** Begin STORED RECORDS **

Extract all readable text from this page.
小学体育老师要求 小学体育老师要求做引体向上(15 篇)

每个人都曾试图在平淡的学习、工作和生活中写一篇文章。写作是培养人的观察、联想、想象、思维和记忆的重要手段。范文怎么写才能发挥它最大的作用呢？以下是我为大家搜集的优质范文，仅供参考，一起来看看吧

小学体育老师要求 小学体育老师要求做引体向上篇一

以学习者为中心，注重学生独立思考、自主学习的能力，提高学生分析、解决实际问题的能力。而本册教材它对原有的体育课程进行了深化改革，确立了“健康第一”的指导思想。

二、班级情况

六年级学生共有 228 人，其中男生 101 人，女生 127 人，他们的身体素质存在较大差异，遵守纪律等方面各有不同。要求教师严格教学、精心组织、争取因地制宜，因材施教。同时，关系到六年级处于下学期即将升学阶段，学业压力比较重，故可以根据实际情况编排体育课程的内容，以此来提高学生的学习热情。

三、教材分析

** End STORED RECORDS **
** Begin STORED RECORDS **

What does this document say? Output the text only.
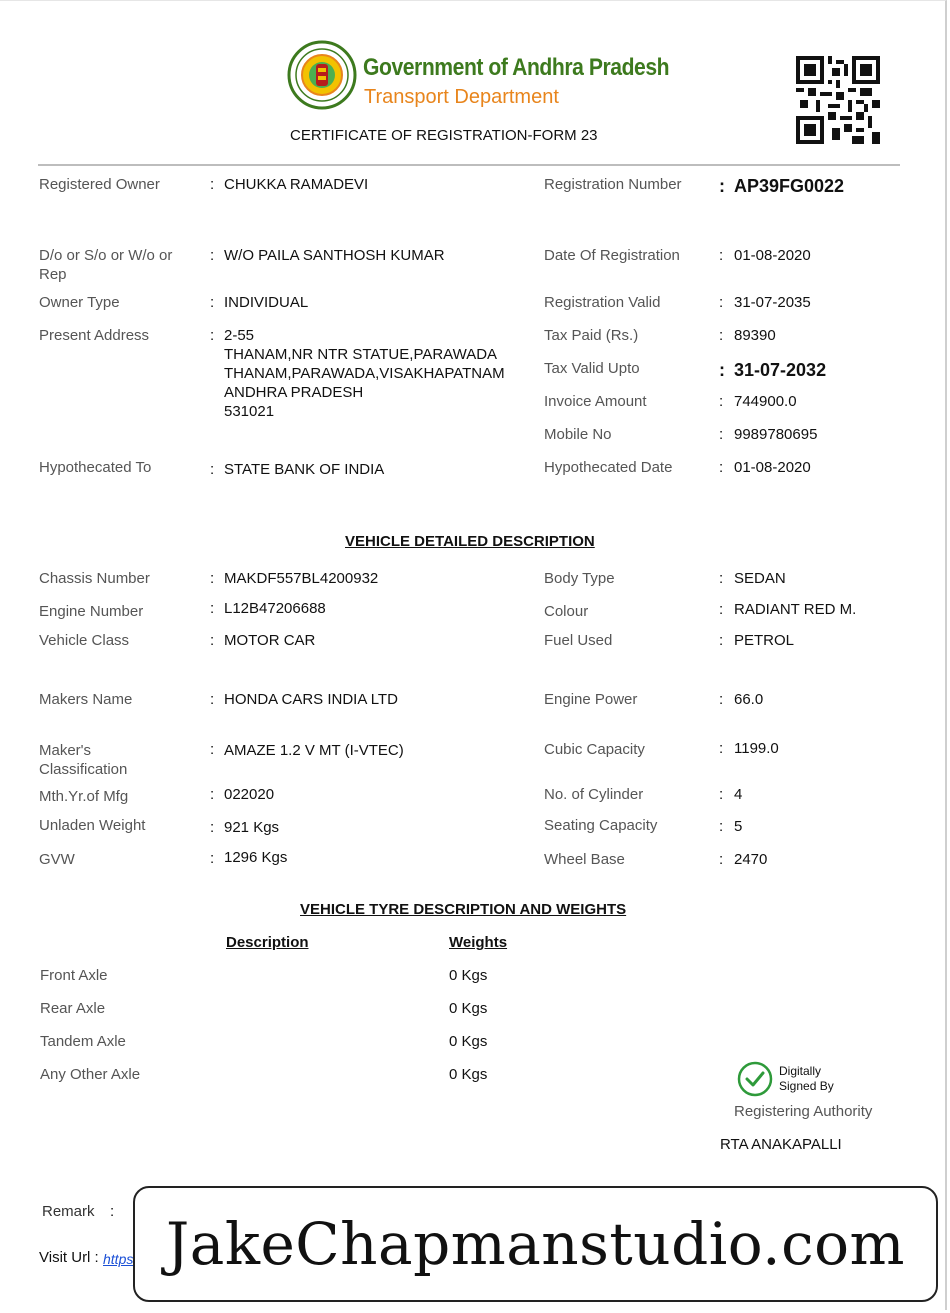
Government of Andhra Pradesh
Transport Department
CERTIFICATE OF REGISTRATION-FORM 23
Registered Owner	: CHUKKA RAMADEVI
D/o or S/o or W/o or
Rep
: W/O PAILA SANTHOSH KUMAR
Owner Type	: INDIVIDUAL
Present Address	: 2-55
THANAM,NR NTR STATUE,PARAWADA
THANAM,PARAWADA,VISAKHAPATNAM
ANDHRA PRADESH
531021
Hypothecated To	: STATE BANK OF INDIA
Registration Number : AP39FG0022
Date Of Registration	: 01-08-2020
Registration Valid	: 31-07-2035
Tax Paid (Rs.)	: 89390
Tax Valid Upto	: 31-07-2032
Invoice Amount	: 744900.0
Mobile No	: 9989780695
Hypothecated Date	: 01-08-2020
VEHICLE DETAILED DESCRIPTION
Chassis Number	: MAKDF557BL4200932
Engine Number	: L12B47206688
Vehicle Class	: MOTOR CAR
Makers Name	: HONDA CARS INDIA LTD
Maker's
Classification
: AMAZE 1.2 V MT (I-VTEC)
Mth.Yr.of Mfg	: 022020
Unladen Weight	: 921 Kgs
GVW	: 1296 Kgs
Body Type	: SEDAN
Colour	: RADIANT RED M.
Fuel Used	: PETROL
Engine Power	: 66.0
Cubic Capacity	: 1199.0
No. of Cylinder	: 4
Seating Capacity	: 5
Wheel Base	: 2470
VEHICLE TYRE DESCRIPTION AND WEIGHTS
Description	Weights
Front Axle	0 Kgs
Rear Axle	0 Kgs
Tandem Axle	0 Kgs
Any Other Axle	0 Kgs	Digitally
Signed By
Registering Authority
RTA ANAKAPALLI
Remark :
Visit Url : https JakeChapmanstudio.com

** End STORED RECORDS **
** Begin STORED RECORDS **

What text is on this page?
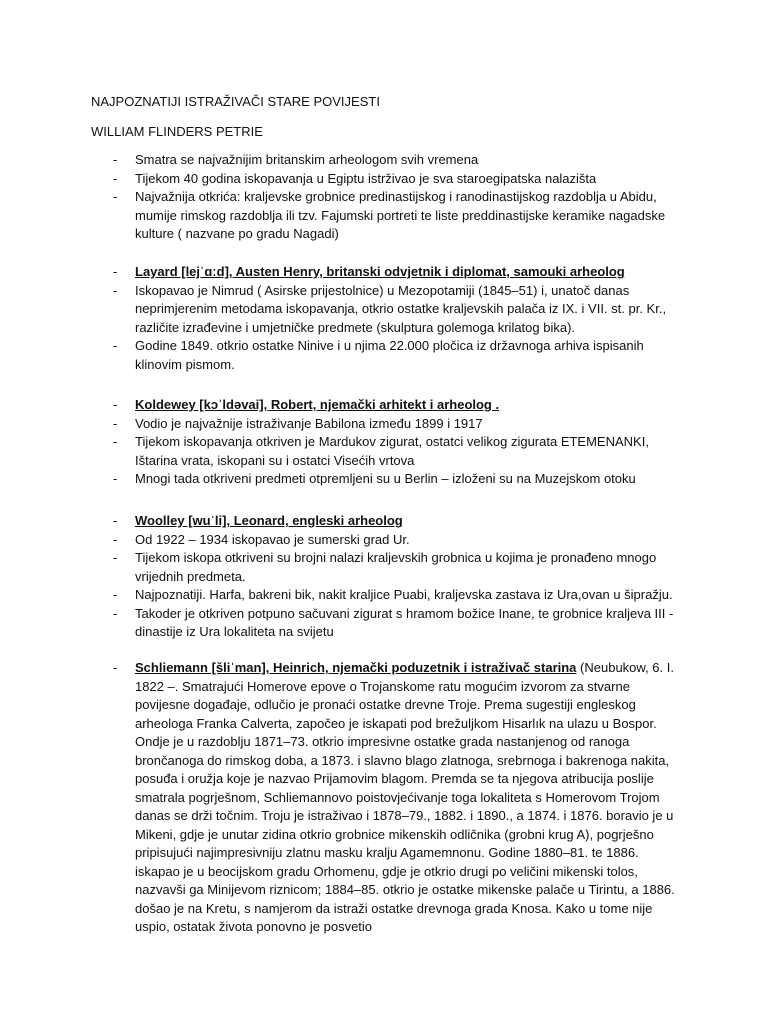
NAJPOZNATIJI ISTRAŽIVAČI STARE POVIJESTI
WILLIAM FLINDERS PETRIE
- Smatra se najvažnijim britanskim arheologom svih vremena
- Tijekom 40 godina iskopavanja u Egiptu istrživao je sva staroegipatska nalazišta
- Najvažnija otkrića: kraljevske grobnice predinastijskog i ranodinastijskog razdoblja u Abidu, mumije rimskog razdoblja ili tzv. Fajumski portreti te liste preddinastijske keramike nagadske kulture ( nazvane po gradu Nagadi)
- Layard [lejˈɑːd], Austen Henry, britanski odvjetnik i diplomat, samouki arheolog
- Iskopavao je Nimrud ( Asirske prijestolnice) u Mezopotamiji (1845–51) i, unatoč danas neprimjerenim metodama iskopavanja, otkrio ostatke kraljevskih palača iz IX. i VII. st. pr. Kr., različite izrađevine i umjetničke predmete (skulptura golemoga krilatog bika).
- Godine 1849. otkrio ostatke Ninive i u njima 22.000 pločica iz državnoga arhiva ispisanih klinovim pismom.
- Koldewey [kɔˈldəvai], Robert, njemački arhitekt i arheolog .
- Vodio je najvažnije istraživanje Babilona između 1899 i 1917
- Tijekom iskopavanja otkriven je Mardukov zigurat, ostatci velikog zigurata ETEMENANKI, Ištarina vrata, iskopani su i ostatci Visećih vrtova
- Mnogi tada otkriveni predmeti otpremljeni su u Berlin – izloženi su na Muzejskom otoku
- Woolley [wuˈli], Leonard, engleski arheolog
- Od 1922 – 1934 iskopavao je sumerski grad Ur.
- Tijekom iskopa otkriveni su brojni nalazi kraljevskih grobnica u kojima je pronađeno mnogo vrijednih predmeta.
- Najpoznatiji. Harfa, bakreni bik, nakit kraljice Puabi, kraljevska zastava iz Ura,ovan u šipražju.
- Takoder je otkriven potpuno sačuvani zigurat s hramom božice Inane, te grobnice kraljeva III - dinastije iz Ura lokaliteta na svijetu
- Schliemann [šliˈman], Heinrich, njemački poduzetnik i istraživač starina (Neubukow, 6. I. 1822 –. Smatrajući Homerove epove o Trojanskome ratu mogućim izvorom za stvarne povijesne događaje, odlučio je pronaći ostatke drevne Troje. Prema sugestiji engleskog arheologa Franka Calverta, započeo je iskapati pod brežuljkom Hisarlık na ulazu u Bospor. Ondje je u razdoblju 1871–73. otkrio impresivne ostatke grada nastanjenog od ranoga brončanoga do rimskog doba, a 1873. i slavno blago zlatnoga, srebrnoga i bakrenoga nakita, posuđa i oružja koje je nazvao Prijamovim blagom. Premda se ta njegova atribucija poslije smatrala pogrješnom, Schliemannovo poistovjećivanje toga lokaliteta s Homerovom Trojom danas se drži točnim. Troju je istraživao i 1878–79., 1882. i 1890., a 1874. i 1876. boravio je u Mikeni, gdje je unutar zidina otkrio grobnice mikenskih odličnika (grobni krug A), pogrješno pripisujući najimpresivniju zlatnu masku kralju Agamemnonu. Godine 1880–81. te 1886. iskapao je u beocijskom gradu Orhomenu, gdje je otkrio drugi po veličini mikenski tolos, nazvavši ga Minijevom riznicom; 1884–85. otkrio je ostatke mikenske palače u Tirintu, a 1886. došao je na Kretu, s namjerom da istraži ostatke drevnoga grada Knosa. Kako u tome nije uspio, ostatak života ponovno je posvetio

** End STORED RECORDS **

TO BE DONE
Search the lines above for the string "THANAM" and copy each line that has it.

SOLVED PROBLEM
THANAM,NR NTR STATUE,PARAWADA
THANAM,PARAWADA,VISAKHAPATNAM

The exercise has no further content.